+44 (0) 1629 732653 +44 (0) 203 036 0760 (London Office) info@languagetraining.com

8 tips for learning a new language

Are you learning a new language for your dream job in Beijing, Tokyo, Paris or Madrid? Or is it because you work closely with international colleagues and clients? Whatever your motivation, we are here to help you!
Eiffel Tower in Paris

Unfortunately there are no shortcuts to learning a new language. Some languages are easier to learn than others and the time taken to become fluent in a language is heavily dependent on the attitude and motivation of the learner, as well as the language they are learning! In today’s world, with the vast amount of resources on the internet and via apps on our phones, it is much easier to learn languages.

Here are 8 top tips for learning a new language:

  1. Know your motivation

Be clear about why you want to learn the target language, what you hope to achieve and by when. Making a personalised, realistic and specific plan will improve your motivation and give you a structure to stick to.

  1. Make the target language part of your life

Ideally you need to make language learning part of your routine – listening, reading, speaking and writing in the target language as much as possible. Language learning is based on repetition so it helps if you can use phrases, vocabulary and grammar in context. For example, if attending weekly classes in your target language for an hour or two, you should supplement it with as much other learning as possible each week.

  1. Use a variety of learning methods

Completing speaking, reading, writing and listening activities in your target language as often as possible will improve all of your language skills:

  • Listen to songs, radio, tv programmes, films and podcasts – Liverpool FC Manager Jurgen Klopp recently confirmed that he watched episodes of US sitcom Friends to improve his English.
  • Read magazine and newspaper articles
  • Use language learning websites for help with grammar explanations and learning situational vocabulary i.e. how to order food, how to book a train ticket etc
  • Use apps on your phone to help you learn and memorise vocabulary, phrases and grammar
  • Find a partner or talk to yourself (!) – the best way to learn a language is to speak it, even if that means speaking to yourself. Advertise for a native speaker or find one on the internet (as they can correct your mistakes) or speak with someone else who is learning the same language.
Skype learning

Find a partner to speak with on Skype

  1. Join weekly face-to-face classes

There is no doubt that joining a weekly or intensive language class will greatly improve your language learning as it gives you motivation, connects you with other learners and gives your learning a structure. But you MUST practise between classes. Attending classes allows you to ask questions, practise speaking with other students and get written homework corrected.

  1. Be willing to make mistakes

The best way to learn a language is by speaking it. If you don’t try to speak in your target language you will progress much more slowly. So be brave and forget your inhibitions! Accept that you will make mistakes but you will learn from them. People are much more receptive if you at least attempt to speak to them in their own language.

● Element location lines:
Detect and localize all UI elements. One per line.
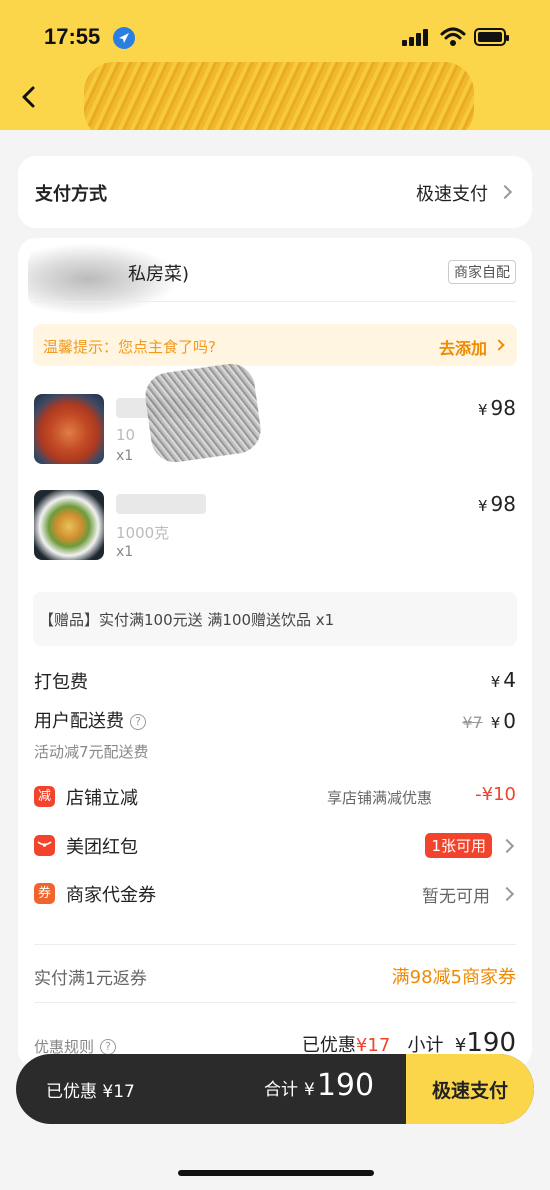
food-thumbnail bbox=[34, 490, 104, 560]
item-quantity: x1 bbox=[116, 448, 134, 464]
question-icon: ? bbox=[100, 1039, 117, 1055]
back-arrow-icon[interactable] bbox=[16, 82, 42, 112]
item-price: ¥98 bbox=[478, 396, 516, 420]
delivery-fee-note: 活动减7元配送费 bbox=[34, 743, 149, 761]
delivery-fee-value: ¥7 ¥0 bbox=[462, 709, 516, 733]
question-icon[interactable]: ? bbox=[130, 714, 146, 730]
order-card: 私房菜) 商家自配 温馨提示：您点主食了吗? 去添加 10 x1 ¥98 100… bbox=[18, 238, 532, 1068]
home-indicator bbox=[178, 1170, 374, 1176]
order-item[interactable]: 10 x1 ¥98 bbox=[34, 394, 516, 468]
rebate-label: 实付满1元返券 bbox=[34, 969, 147, 989]
delivery-fee-label: 用户配送费? bbox=[34, 707, 146, 733]
voucher-badge-icon: 券 bbox=[34, 883, 55, 904]
voucher-label: 商家代金券 bbox=[66, 885, 156, 906]
redpacket-label: 美团红包 bbox=[66, 837, 138, 858]
store-discount-note: 享店铺满减优惠 bbox=[326, 789, 432, 807]
status-bar: 17:55 bbox=[0, 18, 550, 58]
chevron-right-icon bbox=[493, 339, 505, 351]
status-time: 17:55 bbox=[44, 24, 101, 49]
red-packet-icon bbox=[34, 835, 55, 856]
tip-text: 温馨提示：您点主食了吗? bbox=[43, 338, 216, 356]
location-arrow-icon bbox=[113, 27, 135, 49]
item-quantity: x1 bbox=[116, 544, 134, 560]
chevron-right-icon bbox=[497, 184, 513, 200]
store-discount-label: 店铺立减 bbox=[66, 788, 138, 809]
rebate-value: 满98减5商家券 bbox=[391, 967, 516, 988]
checkout-saved-text: 已优惠 ¥17 bbox=[46, 1082, 135, 1102]
food-thumbnail bbox=[34, 394, 104, 464]
divider bbox=[34, 1002, 516, 1003]
tip-add-link[interactable]: 去添加 bbox=[439, 335, 487, 359]
packing-fee-label: 打包费 bbox=[34, 672, 88, 693]
delivery-tag: 商家自配 bbox=[448, 260, 516, 284]
shop-name: 私房菜) bbox=[128, 264, 190, 285]
chevron-right-icon bbox=[499, 886, 515, 902]
gift-info: 【赠品】实付满100元送 满100赠送饮品 x1 bbox=[33, 592, 517, 646]
pay-button[interactable]: 极速支付 bbox=[406, 1054, 534, 1124]
header-bar: 17:55 bbox=[0, 0, 550, 140]
payment-method-row[interactable]: 支付方式 极速支付 bbox=[18, 156, 532, 228]
divider bbox=[34, 944, 516, 945]
redacted-item-name bbox=[116, 494, 206, 514]
cellular-signal-icon bbox=[402, 28, 430, 46]
voucher-status: 暂无可用 bbox=[422, 887, 490, 907]
battery-icon bbox=[474, 28, 509, 46]
voucher-row[interactable]: 券 商家代金券 暂无可用 bbox=[34, 879, 516, 909]
divider bbox=[34, 301, 516, 302]
discount-badge-icon: 减 bbox=[34, 786, 55, 807]
item-spec: 10 bbox=[116, 426, 136, 444]
wifi-icon bbox=[440, 26, 466, 48]
redacted-pencil-scribble bbox=[142, 360, 264, 466]
checkout-total: 合计 ¥190 bbox=[264, 1068, 375, 1103]
redpacket-available-badge[interactable]: 1张可用 bbox=[425, 833, 492, 858]
order-item[interactable]: 1000克 x1 ¥98 bbox=[34, 490, 516, 564]
staple-food-tip[interactable]: 温馨提示：您点主食了吗? 去添加 bbox=[33, 324, 517, 366]
gift-text: 【赠品】实付满100元送 满100赠送饮品 x1 bbox=[39, 611, 335, 629]
redacted-title-scribble bbox=[84, 62, 474, 140]
store-discount-row: 减 店铺立减 享店铺满减优惠 -¥10 bbox=[34, 782, 516, 812]
item-spec: 1000克 bbox=[116, 524, 170, 542]
checkout-bar: 已优惠 ¥17 合计 ¥190 极速支付 bbox=[16, 1054, 534, 1124]
payment-method-value: 极速支付 bbox=[416, 184, 488, 205]
payment-method-label: 支付方式 bbox=[35, 184, 107, 205]
redpacket-row[interactable]: 美团红包 1张可用 bbox=[34, 831, 516, 861]
store-discount-amount: -¥10 bbox=[475, 784, 516, 805]
packing-fee-value: ¥4 bbox=[490, 668, 516, 692]
chevron-right-icon bbox=[499, 838, 515, 854]
item-price: ¥98 bbox=[478, 492, 516, 516]
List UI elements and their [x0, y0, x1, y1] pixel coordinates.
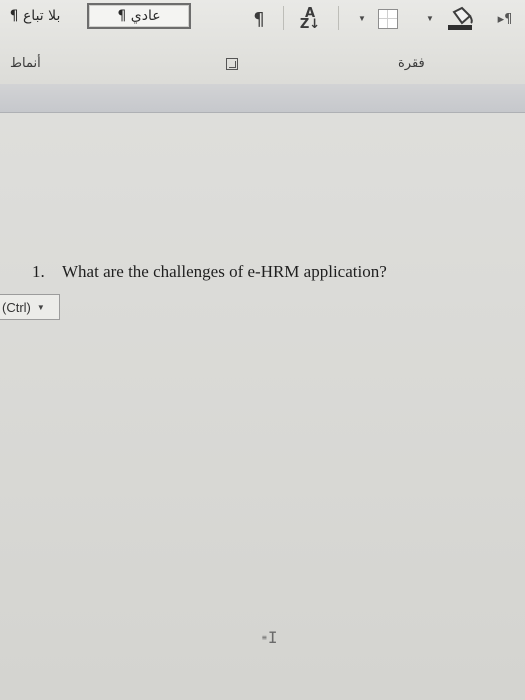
- borders-icon[interactable]: [378, 9, 398, 29]
- chevron-down-icon: ▼: [36, 302, 45, 312]
- i-beam-cursor-icon: I: [267, 628, 278, 647]
- ruler-bar: [0, 84, 525, 113]
- ribbon: ¶ بلا تباع ¶ عادي ¶ A Z↓ ▼ ▼ ▸¶ أنماط فق…: [0, 0, 525, 85]
- list-number: 1.: [32, 262, 45, 281]
- sort-button[interactable]: A Z↓: [296, 7, 324, 32]
- separator: [338, 6, 339, 30]
- left-to-right-button[interactable]: ▸¶: [490, 8, 520, 30]
- chevron-down-icon[interactable]: ▼: [426, 14, 434, 23]
- question-line: 1. What are the challenges of e-HRM appli…: [32, 262, 387, 282]
- paste-options-label: (Ctrl): [2, 299, 31, 315]
- show-formatting-marks-button[interactable]: ¶: [248, 8, 270, 30]
- sort-icon-bottom: Z↓: [299, 17, 321, 32]
- align-lines-icon: ≡: [262, 633, 267, 642]
- document-page[interactable]: [0, 113, 525, 700]
- separator: [283, 6, 284, 30]
- text-cursor: ≡ I: [262, 628, 277, 647]
- paragraph-dialog-launcher-icon[interactable]: [226, 58, 238, 70]
- style-normal[interactable]: ¶ عادي: [87, 3, 191, 29]
- paste-options-button[interactable]: (Ctrl) ▼: [0, 294, 60, 320]
- shading-icon[interactable]: [445, 6, 475, 32]
- paragraph-group-label: فقرة: [398, 56, 425, 71]
- styles-group-label: أنماط: [10, 56, 41, 71]
- question-text: What are the challenges of e-HRM applica…: [62, 262, 387, 281]
- chevron-down-icon[interactable]: ▼: [358, 14, 366, 23]
- style-no-spacing[interactable]: ¶ بلا تباع: [0, 3, 80, 29]
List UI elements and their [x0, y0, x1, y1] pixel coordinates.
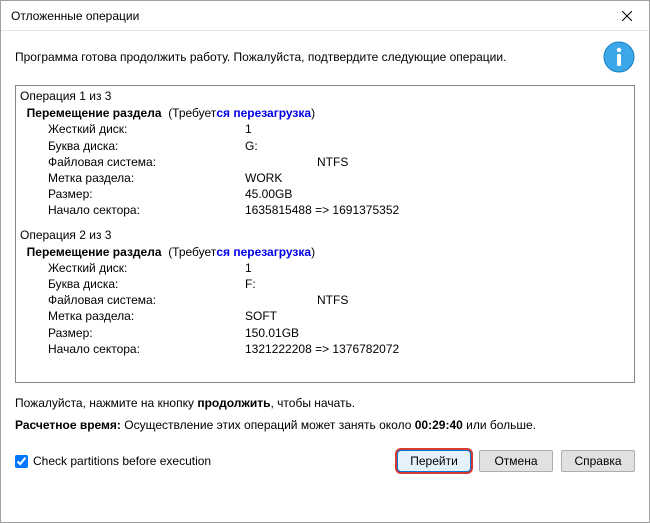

● TASKS FOR THIS EXERCISE:
1. Render this sentence from the language-learning tips page in Spanish: "Unfortunately there are no shortcuts to learning a new language."
2. Quote the language-learning tips page word for word, starting at "Eiffel Tower in" and ending at "to learn languages.".

● LIST OF SOLUTIONS:
1. Desafortunadamente, no hay atajos para aprender un nuevo idioma.

2.
Eiffel Tower in Paris

Unfortunately there are no shortcuts to learning a new language. Some languages are easier to learn than others and the time taken to become fluent in a language is heavily dependent on the attitude and motivation of the learner, as well as the language they are learning! In today’s world, with the vast amount of resources on the internet and via apps on our phones, it is much easier to learn languages.